• _Problem requirements_:
Repeat all entries exactly.

[Records from a collection of figures]
— start —

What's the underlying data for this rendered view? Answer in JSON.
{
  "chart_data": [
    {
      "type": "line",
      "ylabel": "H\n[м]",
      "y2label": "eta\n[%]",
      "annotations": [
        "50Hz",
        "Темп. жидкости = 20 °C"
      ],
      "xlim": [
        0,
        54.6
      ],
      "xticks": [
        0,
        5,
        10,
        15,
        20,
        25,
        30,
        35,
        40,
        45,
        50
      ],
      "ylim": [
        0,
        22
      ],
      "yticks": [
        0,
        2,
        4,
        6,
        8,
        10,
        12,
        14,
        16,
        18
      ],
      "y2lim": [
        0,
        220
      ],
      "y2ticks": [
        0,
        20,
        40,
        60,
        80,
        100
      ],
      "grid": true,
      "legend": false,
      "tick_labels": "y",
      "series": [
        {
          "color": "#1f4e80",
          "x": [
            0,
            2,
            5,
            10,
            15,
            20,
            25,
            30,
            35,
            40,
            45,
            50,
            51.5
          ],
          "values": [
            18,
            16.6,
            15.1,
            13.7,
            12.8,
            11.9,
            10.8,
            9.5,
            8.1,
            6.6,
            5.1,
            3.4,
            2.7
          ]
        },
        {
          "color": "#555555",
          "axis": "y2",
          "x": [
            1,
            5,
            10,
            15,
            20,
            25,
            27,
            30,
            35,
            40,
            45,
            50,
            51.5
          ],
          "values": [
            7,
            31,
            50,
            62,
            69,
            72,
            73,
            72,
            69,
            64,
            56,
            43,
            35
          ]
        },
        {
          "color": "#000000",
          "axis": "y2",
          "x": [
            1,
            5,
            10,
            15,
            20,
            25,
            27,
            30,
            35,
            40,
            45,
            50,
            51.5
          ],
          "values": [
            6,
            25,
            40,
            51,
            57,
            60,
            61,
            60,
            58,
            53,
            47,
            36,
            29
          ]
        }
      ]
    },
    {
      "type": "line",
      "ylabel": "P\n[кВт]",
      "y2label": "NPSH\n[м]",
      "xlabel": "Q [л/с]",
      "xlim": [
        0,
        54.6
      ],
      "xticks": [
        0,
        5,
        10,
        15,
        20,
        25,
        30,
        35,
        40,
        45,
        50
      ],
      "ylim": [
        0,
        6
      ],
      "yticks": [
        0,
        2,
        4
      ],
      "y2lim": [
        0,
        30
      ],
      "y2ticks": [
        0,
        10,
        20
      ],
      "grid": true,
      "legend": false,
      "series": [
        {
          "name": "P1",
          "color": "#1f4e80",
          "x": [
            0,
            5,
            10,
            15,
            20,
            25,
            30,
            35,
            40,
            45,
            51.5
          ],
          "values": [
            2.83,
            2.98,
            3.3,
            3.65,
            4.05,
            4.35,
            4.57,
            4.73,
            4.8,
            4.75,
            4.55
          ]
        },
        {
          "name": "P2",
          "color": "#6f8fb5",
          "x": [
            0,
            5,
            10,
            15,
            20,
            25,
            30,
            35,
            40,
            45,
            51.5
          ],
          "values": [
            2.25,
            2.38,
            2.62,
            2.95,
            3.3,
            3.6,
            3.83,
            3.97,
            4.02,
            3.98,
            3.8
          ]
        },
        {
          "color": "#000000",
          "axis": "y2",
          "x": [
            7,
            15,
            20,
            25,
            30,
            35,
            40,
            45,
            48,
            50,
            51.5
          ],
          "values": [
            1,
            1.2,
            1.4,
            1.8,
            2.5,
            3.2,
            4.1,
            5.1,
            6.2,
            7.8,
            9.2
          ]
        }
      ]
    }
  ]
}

— end —

• _Task response_:
What's the underlying data for this rendered view? Answer in JSON.
{
  "chart_data": [
    {
      "type": "line",
      "ylabel": "H\n[м]",
      "y2label": "eta\n[%]",
      "annotations": [
        "50Hz",
        "Темп. жидкости = 20 °C"
      ],
      "xlim": [
        0,
        54.6
      ],
      "xticks": [
        0,
        5,
        10,
        15,
        20,
        25,
        30,
        35,
        40,
        45,
        50
      ],
      "ylim": [
        0,
        22
      ],
      "yticks": [
        0,
        2,
        4,
        6,
        8,
        10,
        12,
        14,
        16,
        18
      ],
      "y2lim": [
        0,
        220
      ],
      "y2ticks": [
        0,
        20,
        40,
        60,
        80,
        100
      ],
      "grid": true,
      "legend": false,
      "tick_labels": "y",
      "series": [
        {
          "color": "#1f4e80",
          "x": [
            0,
            2,
            5,
            10,
            15,
            20,
            25,
            30,
            35,
            40,
            45,
            50,
            51.5
          ],
          "values": [
            18,
            16.6,
            15.1,
            13.7,
            12.8,
            11.9,
            10.8,
            9.5,
            8.1,
            6.6,
            5.1,
            3.4,
            2.7
          ]
        },
        {
          "color": "#555555",
          "axis": "y2",
          "x": [
            1,
            5,
            10,
            15,
            20,
            25,
            27,
            30,
            35,
            40,
            45,
            50,
            51.5
          ],
          "values": [
            7,
            31,
            50,
            62,
            69,
            72,
            73,
            72,
            69,
            64,
            56,
            43,
            35
          ]
        },
        {
          "color": "#000000",
          "axis": "y2",
          "x": [
            1,
            5,
            10,
            15,
            20,
            25,
            27,
            30,
            35,
            40,
            45,
            50,
            51.5
          ],
          "values": [
            6,
            25,
            40,
            51,
            57,
            60,
            61,
            60,
            58,
            53,
            47,
            36,
            29
          ]
        }
      ]
    },
    {
      "type": "line",
      "ylabel": "P\n[кВт]",
      "y2label": "NPSH\n[м]",
      "xlabel": "Q [л/с]",
      "xlim": [
        0,
        54.6
      ],
      "xticks": [
        0,
        5,
        10,
        15,
        20,
        25,
        30,
        35,
        40,
        45,
        50
      ],
      "ylim": [
        0,
        6
      ],
      "yticks": [
        0,
        2,
        4
      ],
      "y2lim": [
        0,
        30
      ],
      "y2ticks": [
        0,
        10,
        20
      ],
      "grid": true,
      "legend": false,
      "series": [
        {
          "name": "P1",
          "color": "#1f4e80",
          "x": [
            0,
            5,
            10,
            15,
            20,
            25,
            30,
            35,
            40,
            45,
            51.5
          ],
          "values": [
            2.83,
            2.98,
            3.3,
            3.65,
            4.05,
            4.35,
            4.57,
            4.73,
            4.8,
            4.75,
            4.55
          ]
        },
        {
          "name": "P2",
          "color": "#6f8fb5",
          "x": [
            0,
            5,
            10,
            15,
            20,
            25,
            30,
            35,
            40,
            45,
            51.5
          ],
          "values": [
            2.25,
            2.38,
            2.62,
            2.95,
            3.3,
            3.6,
            3.83,
            3.97,
            4.02,
            3.98,
            3.8
          ]
        },
        {
          "color": "#000000",
          "axis": "y2",
          "x": [
            7,
            15,
            20,
            25,
            30,
            35,
            40,
            45,
            48,
            50,
            51.5
          ],
          "values": [
            1,
            1.2,
            1.4,
            1.8,
            2.5,
            3.2,
            4.1,
            5.1,
            6.2,
            7.8,
            9.2
          ]
        }
      ]
    }
  ]
}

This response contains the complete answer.